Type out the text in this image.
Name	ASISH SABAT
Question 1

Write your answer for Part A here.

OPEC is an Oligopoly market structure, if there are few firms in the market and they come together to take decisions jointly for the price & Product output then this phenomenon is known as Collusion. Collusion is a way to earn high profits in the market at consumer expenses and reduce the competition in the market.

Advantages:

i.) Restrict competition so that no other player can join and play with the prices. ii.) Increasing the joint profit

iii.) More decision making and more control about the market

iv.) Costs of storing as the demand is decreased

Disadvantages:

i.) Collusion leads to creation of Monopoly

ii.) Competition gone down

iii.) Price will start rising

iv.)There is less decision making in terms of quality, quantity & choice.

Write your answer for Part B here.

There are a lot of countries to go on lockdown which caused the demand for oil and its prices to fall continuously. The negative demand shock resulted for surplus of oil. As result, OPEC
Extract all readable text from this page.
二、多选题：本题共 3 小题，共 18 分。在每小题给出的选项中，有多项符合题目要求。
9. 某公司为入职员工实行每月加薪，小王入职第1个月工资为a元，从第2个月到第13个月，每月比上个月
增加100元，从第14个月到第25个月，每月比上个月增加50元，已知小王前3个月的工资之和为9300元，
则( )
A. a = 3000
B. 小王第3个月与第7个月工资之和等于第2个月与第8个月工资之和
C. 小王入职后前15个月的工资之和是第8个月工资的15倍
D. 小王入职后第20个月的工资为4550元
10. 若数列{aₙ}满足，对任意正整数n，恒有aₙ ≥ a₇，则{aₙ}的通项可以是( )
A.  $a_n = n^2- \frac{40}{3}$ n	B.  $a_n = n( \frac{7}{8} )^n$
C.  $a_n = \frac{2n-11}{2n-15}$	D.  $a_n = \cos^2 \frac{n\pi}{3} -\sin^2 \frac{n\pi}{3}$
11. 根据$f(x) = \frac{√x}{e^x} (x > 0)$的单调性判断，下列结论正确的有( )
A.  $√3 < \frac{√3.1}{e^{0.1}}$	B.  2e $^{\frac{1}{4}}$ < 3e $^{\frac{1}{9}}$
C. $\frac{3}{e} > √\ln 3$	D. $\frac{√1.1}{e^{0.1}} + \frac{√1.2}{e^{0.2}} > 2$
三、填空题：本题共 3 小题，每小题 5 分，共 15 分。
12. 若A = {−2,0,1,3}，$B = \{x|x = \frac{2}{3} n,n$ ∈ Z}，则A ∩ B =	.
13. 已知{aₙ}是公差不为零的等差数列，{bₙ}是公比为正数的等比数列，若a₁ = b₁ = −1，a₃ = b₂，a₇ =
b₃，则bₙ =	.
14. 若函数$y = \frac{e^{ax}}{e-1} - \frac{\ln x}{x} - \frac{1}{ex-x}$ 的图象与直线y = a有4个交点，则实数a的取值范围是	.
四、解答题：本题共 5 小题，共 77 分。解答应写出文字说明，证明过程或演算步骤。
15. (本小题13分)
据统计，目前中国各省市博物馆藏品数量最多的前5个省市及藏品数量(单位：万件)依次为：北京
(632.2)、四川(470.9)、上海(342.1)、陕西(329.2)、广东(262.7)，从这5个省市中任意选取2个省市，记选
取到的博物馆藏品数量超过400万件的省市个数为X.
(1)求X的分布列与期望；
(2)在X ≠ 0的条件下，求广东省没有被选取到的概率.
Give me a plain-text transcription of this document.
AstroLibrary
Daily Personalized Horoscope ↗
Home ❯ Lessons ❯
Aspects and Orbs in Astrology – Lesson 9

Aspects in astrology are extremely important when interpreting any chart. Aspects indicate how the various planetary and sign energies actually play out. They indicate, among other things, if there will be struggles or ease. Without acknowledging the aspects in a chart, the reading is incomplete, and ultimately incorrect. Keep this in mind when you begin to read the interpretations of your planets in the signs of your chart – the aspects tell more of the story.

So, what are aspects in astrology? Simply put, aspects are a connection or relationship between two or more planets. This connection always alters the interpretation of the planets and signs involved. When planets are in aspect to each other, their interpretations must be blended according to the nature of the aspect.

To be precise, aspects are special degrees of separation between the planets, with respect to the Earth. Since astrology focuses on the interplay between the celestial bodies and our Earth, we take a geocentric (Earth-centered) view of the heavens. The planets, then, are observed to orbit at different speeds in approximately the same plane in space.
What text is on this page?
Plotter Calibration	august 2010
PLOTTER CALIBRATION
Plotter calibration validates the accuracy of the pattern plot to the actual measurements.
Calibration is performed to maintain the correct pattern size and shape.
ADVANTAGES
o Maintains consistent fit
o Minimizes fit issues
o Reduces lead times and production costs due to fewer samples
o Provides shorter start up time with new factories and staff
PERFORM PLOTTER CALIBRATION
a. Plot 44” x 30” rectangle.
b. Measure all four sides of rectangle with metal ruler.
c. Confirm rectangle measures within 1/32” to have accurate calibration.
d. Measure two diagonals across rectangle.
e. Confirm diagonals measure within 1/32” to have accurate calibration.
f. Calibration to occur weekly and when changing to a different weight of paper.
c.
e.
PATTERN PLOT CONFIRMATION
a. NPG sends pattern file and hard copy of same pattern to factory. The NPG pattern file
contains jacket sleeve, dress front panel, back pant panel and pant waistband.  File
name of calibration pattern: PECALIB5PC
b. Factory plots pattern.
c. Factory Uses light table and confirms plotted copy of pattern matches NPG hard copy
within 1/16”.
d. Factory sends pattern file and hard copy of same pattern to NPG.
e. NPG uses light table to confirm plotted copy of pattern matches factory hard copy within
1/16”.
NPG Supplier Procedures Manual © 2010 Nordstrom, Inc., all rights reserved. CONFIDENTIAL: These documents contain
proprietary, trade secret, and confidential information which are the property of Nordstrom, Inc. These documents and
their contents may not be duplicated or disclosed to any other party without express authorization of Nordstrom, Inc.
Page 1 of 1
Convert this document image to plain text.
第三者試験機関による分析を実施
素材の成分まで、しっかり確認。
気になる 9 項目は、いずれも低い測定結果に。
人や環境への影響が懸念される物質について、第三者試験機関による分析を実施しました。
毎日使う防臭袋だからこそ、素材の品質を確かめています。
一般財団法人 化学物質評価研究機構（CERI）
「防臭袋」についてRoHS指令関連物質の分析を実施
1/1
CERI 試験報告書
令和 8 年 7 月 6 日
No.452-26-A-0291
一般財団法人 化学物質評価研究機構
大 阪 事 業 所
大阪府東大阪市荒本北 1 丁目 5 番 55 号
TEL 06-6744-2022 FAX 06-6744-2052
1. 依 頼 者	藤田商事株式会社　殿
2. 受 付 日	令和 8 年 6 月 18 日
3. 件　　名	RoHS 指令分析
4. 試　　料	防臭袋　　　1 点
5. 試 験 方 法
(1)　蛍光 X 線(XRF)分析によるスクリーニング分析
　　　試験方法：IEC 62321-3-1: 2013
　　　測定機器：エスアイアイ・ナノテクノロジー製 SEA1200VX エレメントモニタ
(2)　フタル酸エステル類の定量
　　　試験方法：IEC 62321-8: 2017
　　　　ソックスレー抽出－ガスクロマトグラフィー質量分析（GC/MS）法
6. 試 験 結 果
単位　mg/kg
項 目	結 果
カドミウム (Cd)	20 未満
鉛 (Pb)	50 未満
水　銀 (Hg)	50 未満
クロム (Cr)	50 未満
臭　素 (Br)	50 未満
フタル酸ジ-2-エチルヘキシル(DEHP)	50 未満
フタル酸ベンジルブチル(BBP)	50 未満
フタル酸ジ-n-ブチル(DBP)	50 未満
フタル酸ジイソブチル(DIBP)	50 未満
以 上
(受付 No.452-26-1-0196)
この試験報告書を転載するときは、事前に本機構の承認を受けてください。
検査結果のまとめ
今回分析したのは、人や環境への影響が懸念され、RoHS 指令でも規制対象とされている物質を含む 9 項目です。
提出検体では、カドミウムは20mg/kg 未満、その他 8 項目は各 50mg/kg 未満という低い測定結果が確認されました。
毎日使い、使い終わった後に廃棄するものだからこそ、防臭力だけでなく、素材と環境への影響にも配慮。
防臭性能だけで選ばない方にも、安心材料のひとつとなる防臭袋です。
- - - - - - -
Short task
Copy out each line that contains the word "accurate".

Exercise output
c. Confirm rectangle measures within 1/32” to have accurate calibration.
e. Confirm diagonals measure within 1/32” to have accurate calibration.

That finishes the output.